▶ _Document passage_
——

This task described by the robot was conducted in the web interface shown in Figure
3. As shown in that figure, to help increase the realism of interacting with the robot while completing study tasks online, the website containing the study was constructed such that a video of the NAO persisted in the upper left corner as participants completed the article counting tasks. The video depicted NAO’s occasional passive movement (e.g., looking around) while silent; no audio was coupled with this video of NAO. Task instructions were persistently displayed in text just below the video of NAO, and on the right side of the page, participants were provided each passage of text as an image file, below which were three boxes where participants could submit their answers for each type of article. All participants completed this task twice, using the two different passages from The Book of Trades.
As previously described in the experimental design section, the periods between Briefing, Task 1, Task 2, and Debriefing, differed between our four experiments, with moral communication interventions and TPB surveys differentially deployed during those periods across our four experiments.
At the end of the experiment, participants answered an attention check question and lead to a page stating that they had reached the end of the study and thanking them for their participation. After completing the experiment, participants were provided with an MTurk payment code. Participants were paid at a rate of approximately $1 per expected 5-minutes in return for their participation.
3.4 Moral Communication Intervention Conditions
Between article counting tasks, participants were provided with a video of the NAO robot providing one of two moral interventions or a control intervention. Descriptions of each intervention are given below.

——

▶ _Element boundary records_

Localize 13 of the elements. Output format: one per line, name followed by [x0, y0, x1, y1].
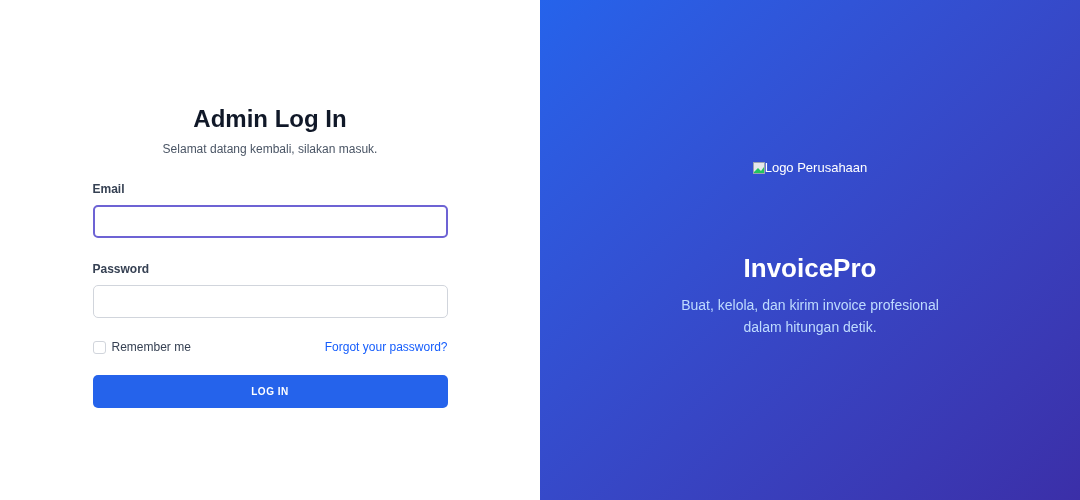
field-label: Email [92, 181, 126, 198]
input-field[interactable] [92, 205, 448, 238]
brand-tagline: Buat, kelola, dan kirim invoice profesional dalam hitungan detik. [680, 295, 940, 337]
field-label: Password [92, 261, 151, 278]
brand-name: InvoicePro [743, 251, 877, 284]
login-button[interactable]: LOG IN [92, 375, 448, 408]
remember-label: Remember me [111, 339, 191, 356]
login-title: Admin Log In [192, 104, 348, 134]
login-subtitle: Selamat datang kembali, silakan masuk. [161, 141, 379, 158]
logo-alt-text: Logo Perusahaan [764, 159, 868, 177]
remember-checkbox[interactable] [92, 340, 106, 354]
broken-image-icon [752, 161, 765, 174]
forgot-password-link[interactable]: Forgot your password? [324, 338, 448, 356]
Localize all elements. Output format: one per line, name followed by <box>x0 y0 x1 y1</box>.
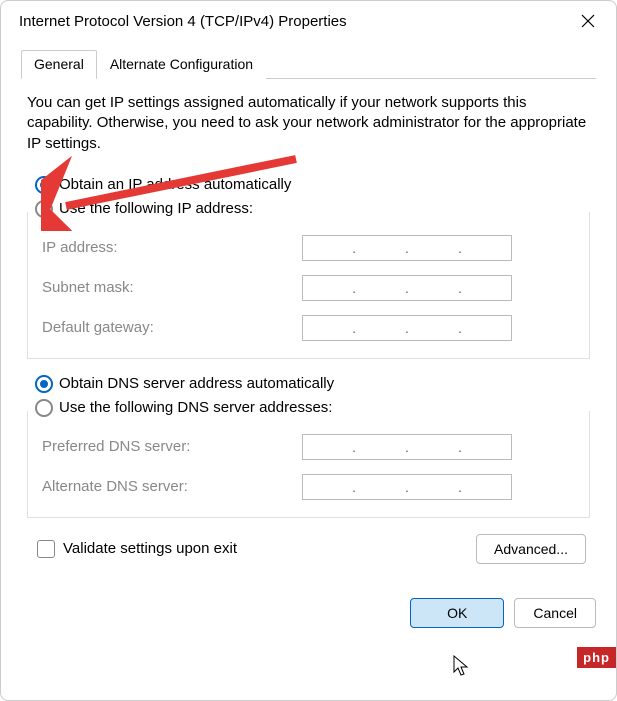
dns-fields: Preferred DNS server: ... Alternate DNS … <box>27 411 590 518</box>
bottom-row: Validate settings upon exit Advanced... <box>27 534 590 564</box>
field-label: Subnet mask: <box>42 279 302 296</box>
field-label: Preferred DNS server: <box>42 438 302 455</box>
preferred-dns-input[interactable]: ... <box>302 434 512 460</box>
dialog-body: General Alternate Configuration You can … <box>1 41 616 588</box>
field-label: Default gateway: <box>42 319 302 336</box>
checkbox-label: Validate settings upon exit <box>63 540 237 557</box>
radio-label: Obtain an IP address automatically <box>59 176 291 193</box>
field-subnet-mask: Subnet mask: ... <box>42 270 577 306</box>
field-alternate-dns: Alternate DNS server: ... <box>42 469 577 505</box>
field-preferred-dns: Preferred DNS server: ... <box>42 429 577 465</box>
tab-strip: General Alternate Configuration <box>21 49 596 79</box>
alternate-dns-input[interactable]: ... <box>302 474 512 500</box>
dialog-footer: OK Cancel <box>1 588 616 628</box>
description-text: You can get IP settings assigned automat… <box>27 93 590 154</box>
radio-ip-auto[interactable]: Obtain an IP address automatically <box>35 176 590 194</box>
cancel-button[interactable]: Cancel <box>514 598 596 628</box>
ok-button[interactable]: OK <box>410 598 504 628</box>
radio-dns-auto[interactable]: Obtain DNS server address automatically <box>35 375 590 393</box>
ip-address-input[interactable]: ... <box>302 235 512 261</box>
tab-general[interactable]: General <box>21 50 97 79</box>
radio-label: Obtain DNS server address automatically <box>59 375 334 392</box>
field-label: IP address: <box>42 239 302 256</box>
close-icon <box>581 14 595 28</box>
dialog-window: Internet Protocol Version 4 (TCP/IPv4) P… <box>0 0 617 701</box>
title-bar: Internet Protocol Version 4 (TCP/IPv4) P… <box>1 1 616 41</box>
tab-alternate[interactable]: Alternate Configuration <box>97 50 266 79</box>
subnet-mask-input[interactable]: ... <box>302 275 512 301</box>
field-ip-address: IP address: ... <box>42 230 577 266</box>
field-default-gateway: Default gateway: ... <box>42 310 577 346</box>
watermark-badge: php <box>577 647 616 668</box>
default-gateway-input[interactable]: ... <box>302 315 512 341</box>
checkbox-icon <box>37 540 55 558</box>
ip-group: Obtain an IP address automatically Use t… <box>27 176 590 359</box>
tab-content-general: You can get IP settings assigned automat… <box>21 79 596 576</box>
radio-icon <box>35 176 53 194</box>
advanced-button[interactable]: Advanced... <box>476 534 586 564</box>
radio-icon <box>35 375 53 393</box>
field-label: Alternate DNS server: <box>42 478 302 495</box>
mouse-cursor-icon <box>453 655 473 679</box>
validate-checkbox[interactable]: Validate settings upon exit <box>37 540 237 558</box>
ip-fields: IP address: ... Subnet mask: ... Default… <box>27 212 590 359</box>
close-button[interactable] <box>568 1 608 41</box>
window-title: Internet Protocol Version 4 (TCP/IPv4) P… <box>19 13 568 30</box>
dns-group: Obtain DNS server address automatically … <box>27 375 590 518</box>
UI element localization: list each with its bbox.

——

▶ _What to produce_
According to the study passage, where on the web page did the video of the NAO appear while participants completed the article counting tasks?

▶ _Response_
In the upper left corner.